Dynamic Programming - 64. Minimum Path Sum

64. Minimum Path Sum

Given a m x n grid filled with non-negative numbers, find a path from top left to bottom right which minimizes the sum of all numbers along its path.

Note: You can only move either down or right at any point in time.

Example:

Input: [ [1,3,1], [1,5,1], [4,2,1] ] Output: 7 Explanation: Because the path 1→3→1→1→1 minimizes the sum.

思路：

题目意思是给一个网格，找出左上角到右下角最短路径和，和62、63、120题很像，都是经典dp最值问题，子问题就是走到当前位置从哪个方向过来的数值最小。

代码：

go：

// time: O(n^2), space: O(n^2)
/*func minPathSum(grid [][]int) int {

    if grid == nil {return 0}
    
    m := len(grid)
    n := len(grid[0])
    dp := make([][]int, m)
    for i := 0; i < m; i++ {
        dp[i] = make([]int, n)

* **数据摘录**
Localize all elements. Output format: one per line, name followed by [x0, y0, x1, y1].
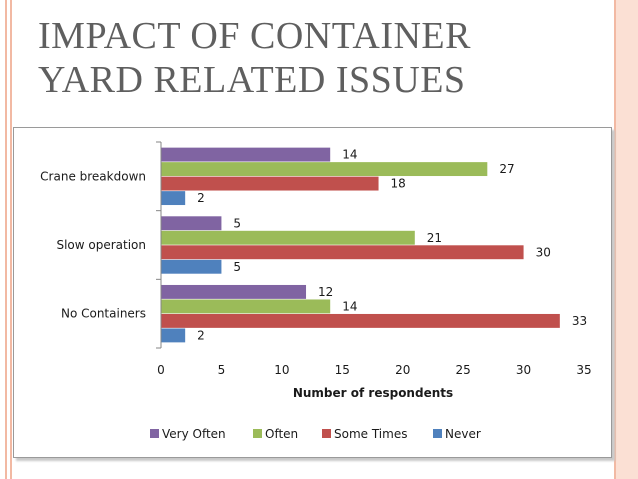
bar-0-1 — [161, 162, 488, 177]
legend-label-2: Some Times — [334, 427, 407, 441]
bar-2-3 — [161, 328, 186, 343]
chart-bars — [161, 147, 560, 343]
category-label-0: Crane breakdown — [40, 169, 146, 183]
chart-legend: Very Often Often Some Times Never — [150, 427, 481, 441]
y-axis-tick-marks — [156, 141, 161, 349]
x-tick-label-4: 20 — [395, 363, 410, 377]
legend-label-3: Never — [445, 427, 481, 441]
right-decor-strip — [616, 0, 638, 479]
x-axis-tick-labels: 0 5 10 15 20 25 30 35 — [157, 363, 591, 377]
x-tick-label-2: 10 — [274, 363, 289, 377]
bar-1-3 — [161, 259, 222, 274]
data-label-2-1: 14 — [342, 299, 357, 313]
data-label-2-0: 12 — [318, 285, 333, 299]
category-label-1: Slow operation — [56, 238, 146, 252]
data-label-0-0: 14 — [342, 148, 357, 162]
legend-swatch-0 — [150, 429, 159, 438]
left-decor-rule-outer — [5, 0, 7, 479]
bar-0-2 — [161, 176, 379, 191]
x-tick-label-7: 35 — [576, 363, 591, 377]
x-tick-label-1: 5 — [218, 363, 226, 377]
x-axis-title: Number of respondents — [293, 386, 453, 400]
bar-0-0 — [161, 147, 331, 162]
bar-1-0 — [161, 216, 222, 231]
y-axis-category-labels: Crane breakdown Slow operation No Containe… — [40, 169, 146, 320]
data-label-0-1: 27 — [499, 162, 514, 176]
x-tick-label-5: 25 — [456, 363, 471, 377]
bar-1-2 — [161, 245, 524, 260]
data-label-0-2: 18 — [391, 177, 406, 191]
left-decor-rule-inner — [10, 0, 12, 479]
legend-swatch-1 — [253, 429, 262, 438]
x-tick-label-6: 30 — [516, 363, 531, 377]
bar-2-1 — [161, 299, 331, 314]
slide-title-line-2: YARD RELATED ISSUES — [38, 59, 466, 101]
data-label-1-3: 5 — [233, 260, 241, 274]
data-label-0-3: 2 — [197, 191, 205, 205]
slide-title-line-1: IMPACT OF CONTAINER — [38, 15, 471, 57]
x-tick-label-0: 0 — [157, 363, 165, 377]
data-label-2-3: 2 — [197, 328, 205, 342]
data-label-1-1: 21 — [427, 231, 442, 245]
bar-1-1 — [161, 230, 415, 245]
legend-swatch-2 — [322, 429, 331, 438]
legend-swatch-3 — [433, 429, 442, 438]
chart-data-labels: 14 27 18 2 5 21 30 5 12 14 33 2 — [197, 148, 587, 343]
data-label-2-2: 33 — [572, 314, 587, 328]
right-decor-rule — [614, 0, 616, 479]
slide-title: IMPACT OF CONTAINER YARD RELATED ISSUES — [38, 14, 598, 102]
bar-2-0 — [161, 284, 307, 299]
data-label-1-0: 5 — [233, 216, 241, 230]
category-label-2: No Containers — [61, 307, 146, 321]
bar-0-3 — [161, 191, 186, 206]
legend-label-0: Very Often — [162, 427, 226, 441]
bar-2-2 — [161, 313, 560, 328]
x-tick-label-3: 15 — [335, 363, 350, 377]
legend-label-1: Often — [265, 427, 298, 441]
data-label-1-2: 30 — [536, 245, 551, 259]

* **任务**
A) 最小路径和这篇题解提到哪些题目和本题很像？请列出它们的题号。
B) 按最小路径和这篇题解的题目说明，在网格中每一步可以朝哪些方向移动？
C) 从最小路径和题解的代码停下的地方接着写下去。

* **回答**
A) 62、63、120

B) 只能向下或向右移动。

C)
    }
    
    for i := 0; i < m; i++ {
        for j := 0; j < n; j++ {
            if i == 0 && j != 0{
                dp[i][j] = dp[i][j-1] + grid[i][j]
            } else if  i != 0 && j == 0 {
                 dp[i][j] = dp[i-1][j] + grid[i][j]
            } else if i == 0 && j == 0 {
                 dp[i][j] = grid[i][j]
            } else {
                dp[i][j] = min(dp[i][j-1] + grid[i][j], dp[i-1][j] + grid[i][j])
            }
        }
    }
    
    return dp[m - 1][n - 1]
}*/

// time: O(n^2), space: O(1)
func minPathSum(grid [][]int) int {
    if grid == nil {return 0}
    
    m := len(grid)
    n := len(grid[0])

    for i := 0; i < m; i++ {
        for j := 0; j < n; j++ {
            if i == 0 && j != 0{
                grid[i][j] += grid[i][j-1]
            } else if  i != 0 && j == 0 {
                grid[i][j] += grid[i-1][j]
            } else if i == 0 && j == 0 {
                grid[i][j] = grid[i][j]
            } else {
                grid[i][j] = min(grid[i][j-1] + grid[i][j], grid[i-1][j] + grid[i][j])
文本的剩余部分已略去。